_Do this:_
Find every line in the records that holds the string "Apple". Copy each one.

[START OF Entries]

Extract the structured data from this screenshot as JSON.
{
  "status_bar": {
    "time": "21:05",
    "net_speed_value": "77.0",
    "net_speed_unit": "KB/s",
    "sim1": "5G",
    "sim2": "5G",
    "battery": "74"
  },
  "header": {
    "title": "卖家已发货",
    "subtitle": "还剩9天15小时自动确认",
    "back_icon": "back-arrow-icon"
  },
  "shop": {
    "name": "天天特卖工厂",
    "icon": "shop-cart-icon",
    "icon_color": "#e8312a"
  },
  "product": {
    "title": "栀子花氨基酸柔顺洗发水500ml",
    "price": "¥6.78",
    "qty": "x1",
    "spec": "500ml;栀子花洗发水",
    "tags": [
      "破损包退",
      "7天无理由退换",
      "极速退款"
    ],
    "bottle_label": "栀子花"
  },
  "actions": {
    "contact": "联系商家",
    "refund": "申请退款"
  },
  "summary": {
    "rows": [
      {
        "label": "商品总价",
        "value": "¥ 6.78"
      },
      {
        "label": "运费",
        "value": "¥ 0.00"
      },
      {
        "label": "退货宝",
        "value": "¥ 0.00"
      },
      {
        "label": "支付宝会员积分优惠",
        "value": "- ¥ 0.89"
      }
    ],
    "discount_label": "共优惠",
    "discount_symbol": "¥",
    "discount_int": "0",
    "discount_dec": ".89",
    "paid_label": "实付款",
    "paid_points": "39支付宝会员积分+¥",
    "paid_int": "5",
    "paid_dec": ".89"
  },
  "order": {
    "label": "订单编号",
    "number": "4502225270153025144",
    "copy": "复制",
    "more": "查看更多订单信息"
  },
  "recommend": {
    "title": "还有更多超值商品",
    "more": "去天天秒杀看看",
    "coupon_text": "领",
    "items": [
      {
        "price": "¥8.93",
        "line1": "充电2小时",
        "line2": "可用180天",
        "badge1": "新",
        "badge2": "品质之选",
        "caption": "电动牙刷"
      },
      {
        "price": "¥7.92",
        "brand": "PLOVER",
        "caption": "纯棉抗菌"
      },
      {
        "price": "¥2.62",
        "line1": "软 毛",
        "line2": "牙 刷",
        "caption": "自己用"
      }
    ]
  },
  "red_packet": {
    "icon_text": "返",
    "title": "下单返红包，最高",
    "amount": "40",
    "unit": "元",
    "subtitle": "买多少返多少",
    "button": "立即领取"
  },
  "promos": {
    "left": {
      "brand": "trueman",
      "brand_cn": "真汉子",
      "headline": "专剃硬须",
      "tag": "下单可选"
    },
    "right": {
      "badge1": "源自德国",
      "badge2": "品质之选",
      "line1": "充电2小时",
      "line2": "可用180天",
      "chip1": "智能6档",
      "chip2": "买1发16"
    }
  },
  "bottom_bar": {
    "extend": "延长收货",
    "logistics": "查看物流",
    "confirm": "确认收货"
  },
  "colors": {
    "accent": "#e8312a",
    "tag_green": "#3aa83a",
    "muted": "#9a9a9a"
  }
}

[END OF Entries]
[START OF Entries]

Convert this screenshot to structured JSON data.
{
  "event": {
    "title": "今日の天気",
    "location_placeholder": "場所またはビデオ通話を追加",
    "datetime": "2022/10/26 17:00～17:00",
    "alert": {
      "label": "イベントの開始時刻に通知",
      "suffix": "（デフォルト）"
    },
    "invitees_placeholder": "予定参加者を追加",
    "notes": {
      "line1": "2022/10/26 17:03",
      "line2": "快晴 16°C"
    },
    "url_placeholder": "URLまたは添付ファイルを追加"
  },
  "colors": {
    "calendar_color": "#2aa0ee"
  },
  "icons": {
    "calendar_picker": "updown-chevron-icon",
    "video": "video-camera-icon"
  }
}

[END OF Entries]
[START OF Entries]

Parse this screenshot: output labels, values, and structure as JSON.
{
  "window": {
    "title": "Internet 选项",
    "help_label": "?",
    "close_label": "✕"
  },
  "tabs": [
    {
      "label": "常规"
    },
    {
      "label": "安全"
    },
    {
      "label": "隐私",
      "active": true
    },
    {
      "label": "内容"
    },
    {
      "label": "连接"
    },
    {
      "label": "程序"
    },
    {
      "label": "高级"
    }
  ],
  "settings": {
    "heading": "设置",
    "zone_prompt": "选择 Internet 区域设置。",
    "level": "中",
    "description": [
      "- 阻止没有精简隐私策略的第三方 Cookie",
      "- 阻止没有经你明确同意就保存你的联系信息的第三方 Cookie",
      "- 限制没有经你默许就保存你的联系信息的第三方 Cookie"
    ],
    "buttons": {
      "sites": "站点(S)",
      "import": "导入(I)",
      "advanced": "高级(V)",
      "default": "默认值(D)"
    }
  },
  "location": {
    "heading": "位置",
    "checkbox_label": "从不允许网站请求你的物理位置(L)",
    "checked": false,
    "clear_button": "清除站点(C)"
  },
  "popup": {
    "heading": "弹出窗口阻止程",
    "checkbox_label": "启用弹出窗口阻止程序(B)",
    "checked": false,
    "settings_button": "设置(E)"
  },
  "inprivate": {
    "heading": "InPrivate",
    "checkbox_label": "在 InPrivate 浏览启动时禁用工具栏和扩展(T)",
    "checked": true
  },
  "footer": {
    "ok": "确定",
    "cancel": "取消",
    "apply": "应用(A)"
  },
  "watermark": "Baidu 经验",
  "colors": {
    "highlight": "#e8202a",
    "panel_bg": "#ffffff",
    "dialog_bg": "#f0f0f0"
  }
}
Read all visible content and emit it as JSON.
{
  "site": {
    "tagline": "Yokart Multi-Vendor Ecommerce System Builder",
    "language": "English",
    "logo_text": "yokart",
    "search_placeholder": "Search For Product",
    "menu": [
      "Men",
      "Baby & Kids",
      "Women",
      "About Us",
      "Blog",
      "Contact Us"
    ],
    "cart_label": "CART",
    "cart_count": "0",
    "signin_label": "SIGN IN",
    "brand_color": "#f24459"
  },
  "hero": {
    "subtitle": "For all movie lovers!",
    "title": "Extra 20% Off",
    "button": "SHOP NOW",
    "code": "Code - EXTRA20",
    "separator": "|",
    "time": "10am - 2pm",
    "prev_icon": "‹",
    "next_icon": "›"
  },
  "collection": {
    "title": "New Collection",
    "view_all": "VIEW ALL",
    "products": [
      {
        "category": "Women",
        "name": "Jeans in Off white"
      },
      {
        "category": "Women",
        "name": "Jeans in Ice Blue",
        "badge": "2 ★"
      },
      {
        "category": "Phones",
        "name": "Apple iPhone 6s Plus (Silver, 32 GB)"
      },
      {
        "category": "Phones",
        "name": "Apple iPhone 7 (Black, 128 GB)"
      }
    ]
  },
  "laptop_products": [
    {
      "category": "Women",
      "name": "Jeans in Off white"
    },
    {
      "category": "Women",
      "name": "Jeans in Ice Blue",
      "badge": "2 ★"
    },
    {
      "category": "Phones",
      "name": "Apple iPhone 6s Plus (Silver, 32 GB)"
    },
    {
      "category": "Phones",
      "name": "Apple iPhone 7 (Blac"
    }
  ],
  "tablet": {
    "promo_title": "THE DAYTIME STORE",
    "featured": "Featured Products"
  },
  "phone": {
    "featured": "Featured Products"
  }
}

[END OF Entries]

_Answer to the exercise:_
        "name": "Apple iPhone 6s Plus (Silver, 32 GB)"
        "name": "Apple iPhone 7 (Black, 128 GB)"
      "name": "Apple iPhone 6s Plus (Silver, 32 GB)"
      "name": "Apple iPhone 7 (Blac"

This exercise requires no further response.